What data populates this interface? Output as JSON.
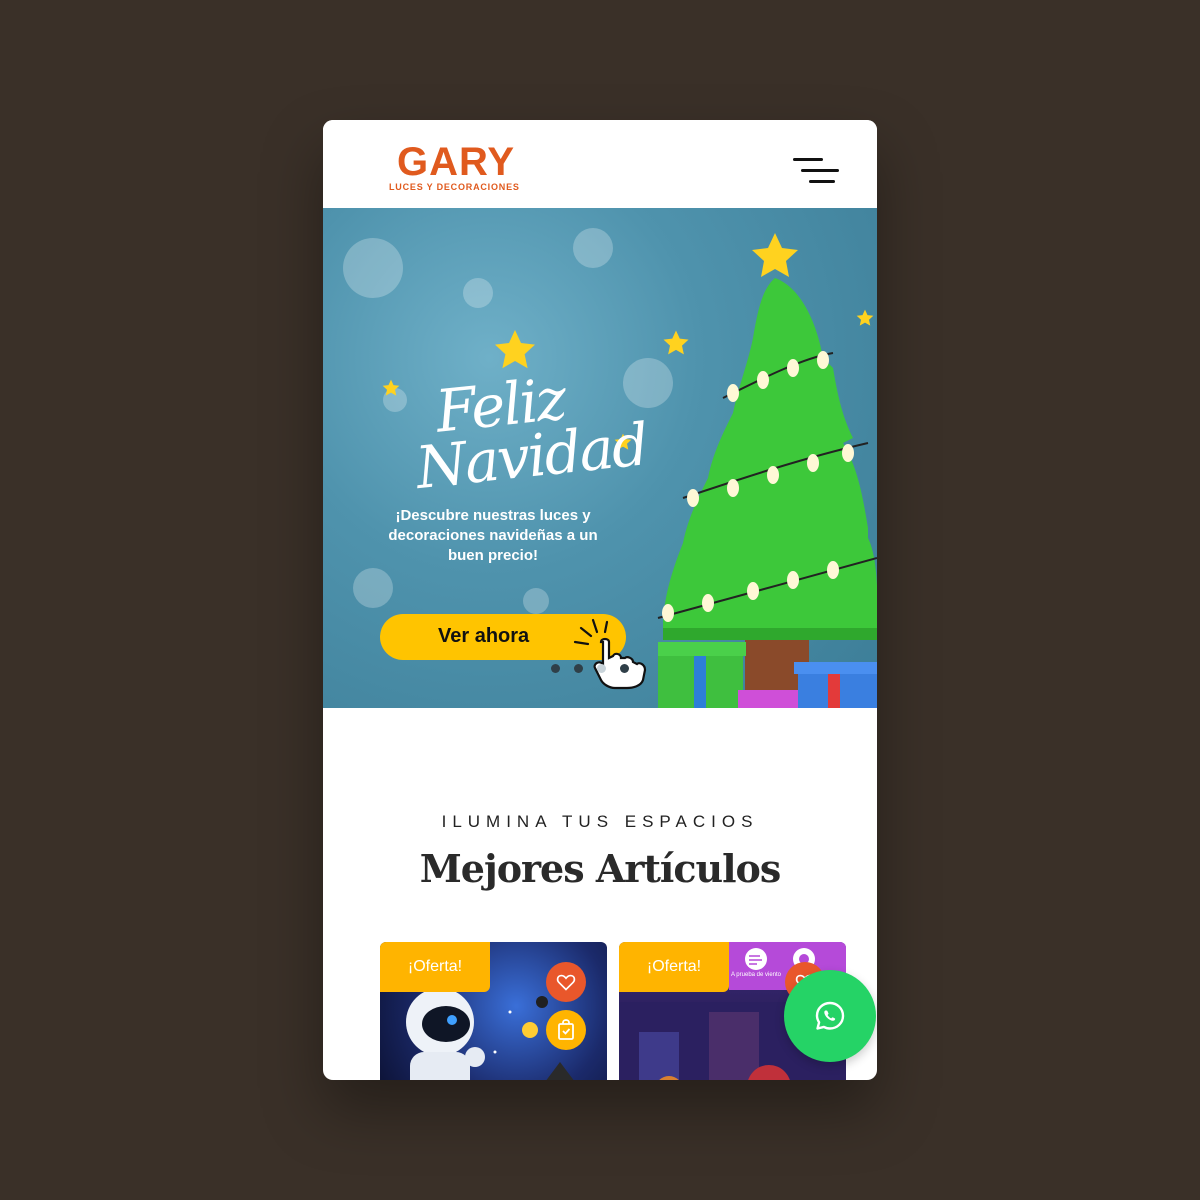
{
  "brand": {
    "name": "GARY",
    "tagline": "LUCES Y DECORACIONES",
    "color": "#e05a1e"
  },
  "header": {
    "menu_icon": "hamburger-menu-icon"
  },
  "hero": {
    "title": "Feliz Navidad",
    "subtitle": "¡Descubre nuestras luces y decoraciones navideñas a un buen precio!",
    "cta_label": "Ver ahora",
    "slide_count": 4,
    "active_slide": 3,
    "accent": "#ffc400"
  },
  "section": {
    "eyebrow": "ILUMINA TUS ESPACIOS",
    "title": "Mejores Artículos"
  },
  "products": [
    {
      "badge": "¡Oferta!",
      "wishlist_icon": "heart-icon",
      "cart_icon": "shopping-bag-icon"
    },
    {
      "badge": "¡Oferta!",
      "wishlist_icon": "heart-icon",
      "side_label": "A prueba de viento"
    }
  ],
  "floating": {
    "whatsapp_icon": "whatsapp-icon",
    "color": "#25d366"
  }
}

--

Exercise: Copy every line of the data word for word, omitting the images.

Task answer:
What data populates this interface? Output as JSON.
{
  "brand": {
    "name": "GARY",
    "tagline": "LUCES Y DECORACIONES",
    "color": "#e05a1e"
  },
  "header": {
    "menu_icon": "hamburger-menu-icon"
  },
  "hero": {
    "title": "Feliz Navidad",
    "subtitle": "¡Descubre nuestras luces y decoraciones navideñas a un buen precio!",
    "cta_label": "Ver ahora",
    "slide_count": 4,
    "active_slide": 3,
    "accent": "#ffc400"
  },
  "section": {
    "eyebrow": "ILUMINA TUS ESPACIOS",
    "title": "Mejores Artículos"
  },
  "products": [
    {
      "badge": "¡Oferta!",
      "wishlist_icon": "heart-icon",
      "cart_icon": "shopping-bag-icon"
    },
    {
      "badge": "¡Oferta!",
      "wishlist_icon": "heart-icon",
      "side_label": "A prueba de viento"
    }
  ],
  "floating": {
    "whatsapp_icon": "whatsapp-icon",
    "color": "#25d366"
  }
}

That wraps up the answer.